● **Source excerpt**:
# # #

Sunday, June 28, 2009

Summer festival at Ann Arbor

Website.. find out more!

More travels and travails.

After the Keystone experience, I found myself gallivanting around the NY area last week. Ok, not gallivanting. This was a rather important trip, careerwise, that is.. and I am glad that I was able to pack in some meeting old friends in that time as well. The people who came over to the US at roughly the same time as when I started my PhD are now finishing their postdocs and looking for jobs, any of them back home. But some of the people who stayed at home for their PhDs are now looking to come here for their postdoc work. Which is nice, from my point of view.. the North American continent can sometimes become a lonely place..

Friday, June 26, 2009

Important news vs not so important news.

Michael Jackson copped it last night. Today's CNN webpage looks like this:


Apparently twitter was overwhelmed by MJ's death and people tweeting abt it. Seriously.. wtf? In an alternate world (inhabited by the Onion), things could be like shown here. You tell me... do we have our priorities straight?

# # #

● **Items**:

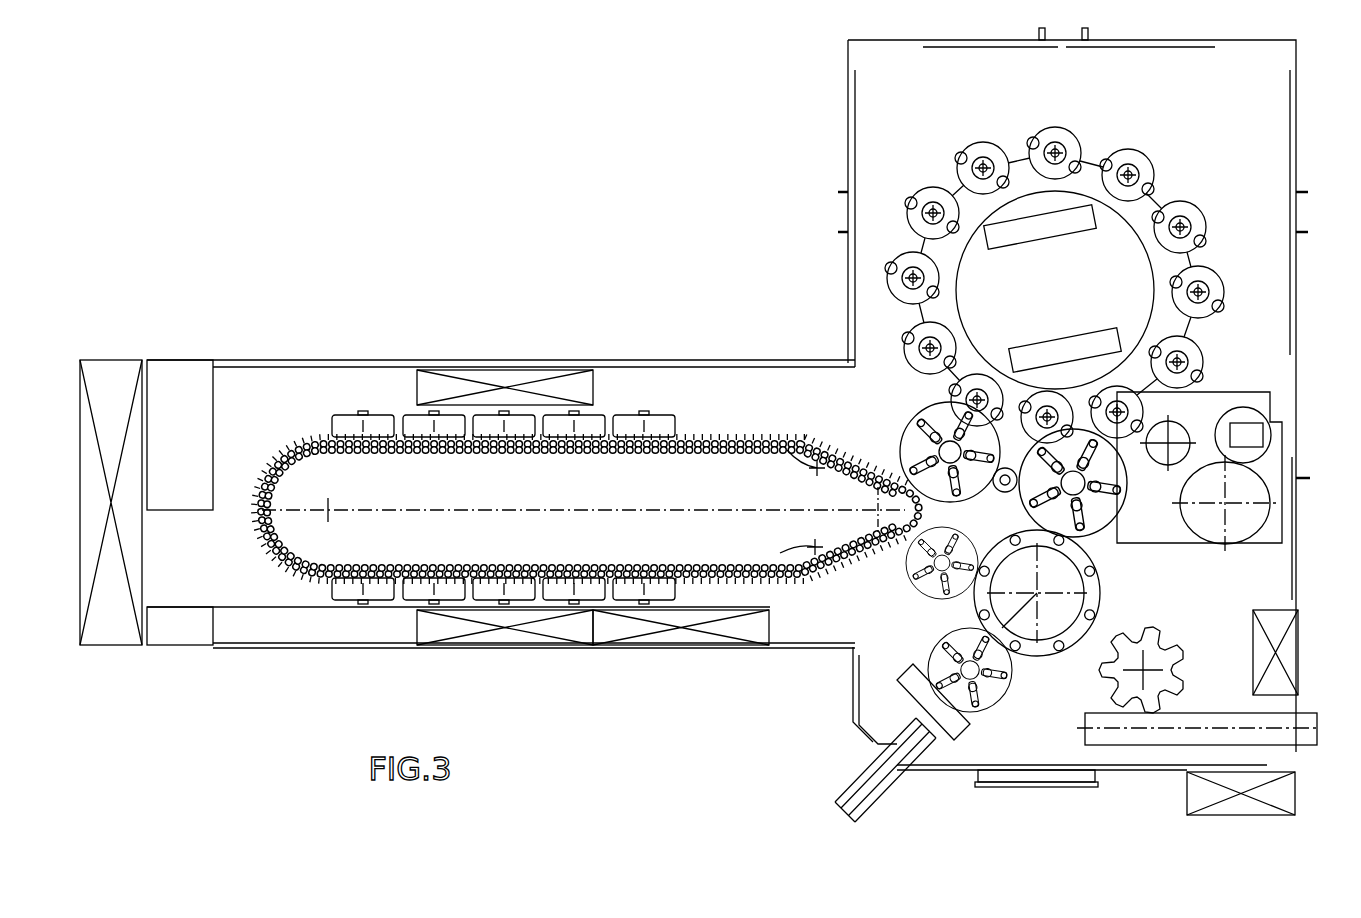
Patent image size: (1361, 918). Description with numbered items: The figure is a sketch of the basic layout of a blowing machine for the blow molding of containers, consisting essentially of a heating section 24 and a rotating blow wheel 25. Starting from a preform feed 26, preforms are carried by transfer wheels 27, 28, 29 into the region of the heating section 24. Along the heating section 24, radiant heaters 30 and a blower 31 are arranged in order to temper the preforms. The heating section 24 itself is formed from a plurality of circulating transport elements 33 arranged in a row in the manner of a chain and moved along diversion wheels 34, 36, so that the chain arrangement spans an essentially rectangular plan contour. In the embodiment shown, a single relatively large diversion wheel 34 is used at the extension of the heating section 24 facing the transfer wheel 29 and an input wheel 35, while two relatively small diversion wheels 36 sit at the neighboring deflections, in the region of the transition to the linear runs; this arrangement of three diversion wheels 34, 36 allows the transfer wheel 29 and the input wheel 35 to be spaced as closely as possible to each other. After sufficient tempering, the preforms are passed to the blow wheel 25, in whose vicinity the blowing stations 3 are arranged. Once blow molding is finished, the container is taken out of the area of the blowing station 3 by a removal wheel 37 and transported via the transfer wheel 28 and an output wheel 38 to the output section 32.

The blowing station 3 is at (893, 262).
The heating section 24 is at (637, 398).
The blow wheel 25 is at (1000, 215).
The preform feed 26 is at (887, 768).
The transfer wheel 27 is at (983, 712).
The transfer wheel 28 is at (1037, 658).
The transfer wheel 29 is at (905, 600).
The radiant heaters 30 is at (375, 412).
The blower 31 is at (497, 368).
The output section 32 is at (1305, 742).
The transport elements 33 is at (297, 572).
The diversion wheel 34 is at (331, 515).
The input wheel 35 is at (912, 402).
The diversion wheels 36 is at (817, 468).
The removal wheel 37 is at (1120, 505).
The output wheel 38 is at (1155, 682).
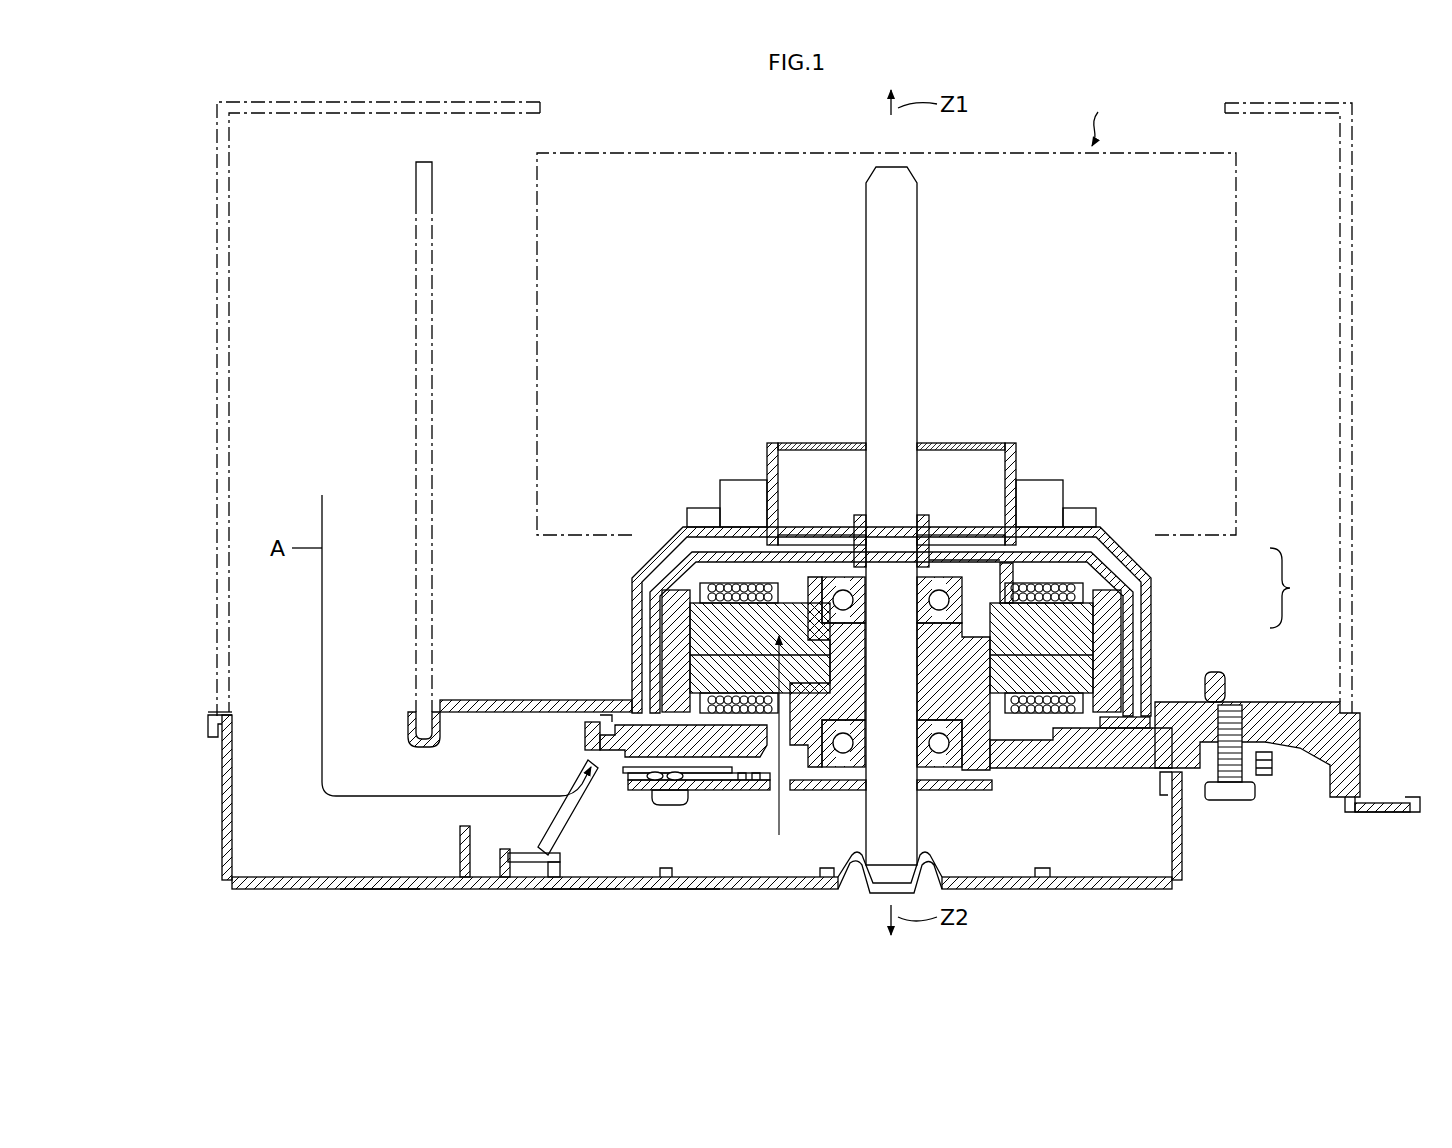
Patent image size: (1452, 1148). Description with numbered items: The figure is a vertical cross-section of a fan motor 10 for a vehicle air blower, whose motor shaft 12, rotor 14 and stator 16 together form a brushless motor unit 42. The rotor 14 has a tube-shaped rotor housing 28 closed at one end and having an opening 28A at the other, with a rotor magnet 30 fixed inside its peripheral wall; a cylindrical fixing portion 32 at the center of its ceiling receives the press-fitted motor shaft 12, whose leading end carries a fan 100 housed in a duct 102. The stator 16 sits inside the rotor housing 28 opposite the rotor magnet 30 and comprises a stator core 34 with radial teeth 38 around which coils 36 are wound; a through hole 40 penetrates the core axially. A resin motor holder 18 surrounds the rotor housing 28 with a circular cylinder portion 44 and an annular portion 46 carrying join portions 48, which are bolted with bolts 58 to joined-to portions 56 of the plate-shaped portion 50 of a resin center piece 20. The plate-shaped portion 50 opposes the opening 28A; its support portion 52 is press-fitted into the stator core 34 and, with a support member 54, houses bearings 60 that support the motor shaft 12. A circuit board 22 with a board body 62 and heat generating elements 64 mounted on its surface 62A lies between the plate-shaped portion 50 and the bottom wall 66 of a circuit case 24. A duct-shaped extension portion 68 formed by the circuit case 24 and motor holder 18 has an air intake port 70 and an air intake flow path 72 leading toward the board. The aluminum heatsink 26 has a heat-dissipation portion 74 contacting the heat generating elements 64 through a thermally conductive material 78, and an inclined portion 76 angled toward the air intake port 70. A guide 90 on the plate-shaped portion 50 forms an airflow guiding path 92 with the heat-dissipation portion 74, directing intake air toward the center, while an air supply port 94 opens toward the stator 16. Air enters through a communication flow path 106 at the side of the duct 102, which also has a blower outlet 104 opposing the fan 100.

# # #

● **The tasks**:
1. How would you say this sentence from the blog excerpt in Spanish: "After the Keystone experience, I found myself gallivanting around the NY area last week."
2. Could you copy everything in the blog excerpt from "After the Keystone" down to "so important news.", word for word?
3. Which websites or online outlets are named in the blog excerpt?

● **List of solutions**:
1. Después de la experiencia en Keystone, la semana pasada me encontré callejeando por la zona de Nueva York.

2.
After the Keystone experience, I found myself gallivanting around the NY area last week. Ok, not gallivanting. This was a rather important trip, careerwise, that is.. and I am glad that I was able to pack in some meeting old friends in that time as well. The people who came over to the US at roughly the same time as when I started my PhD are now finishing their postdocs and looking for jobs, any of them back home. But some of the people who stayed at home for their PhDs are now looking to come here for their postdoc work. Which is nice, from my point of view.. the North American continent can sometimes become a lonely place..

Friday, June 26, 2009

Important news vs not so important news.

3.
CNN
twitter
the Onion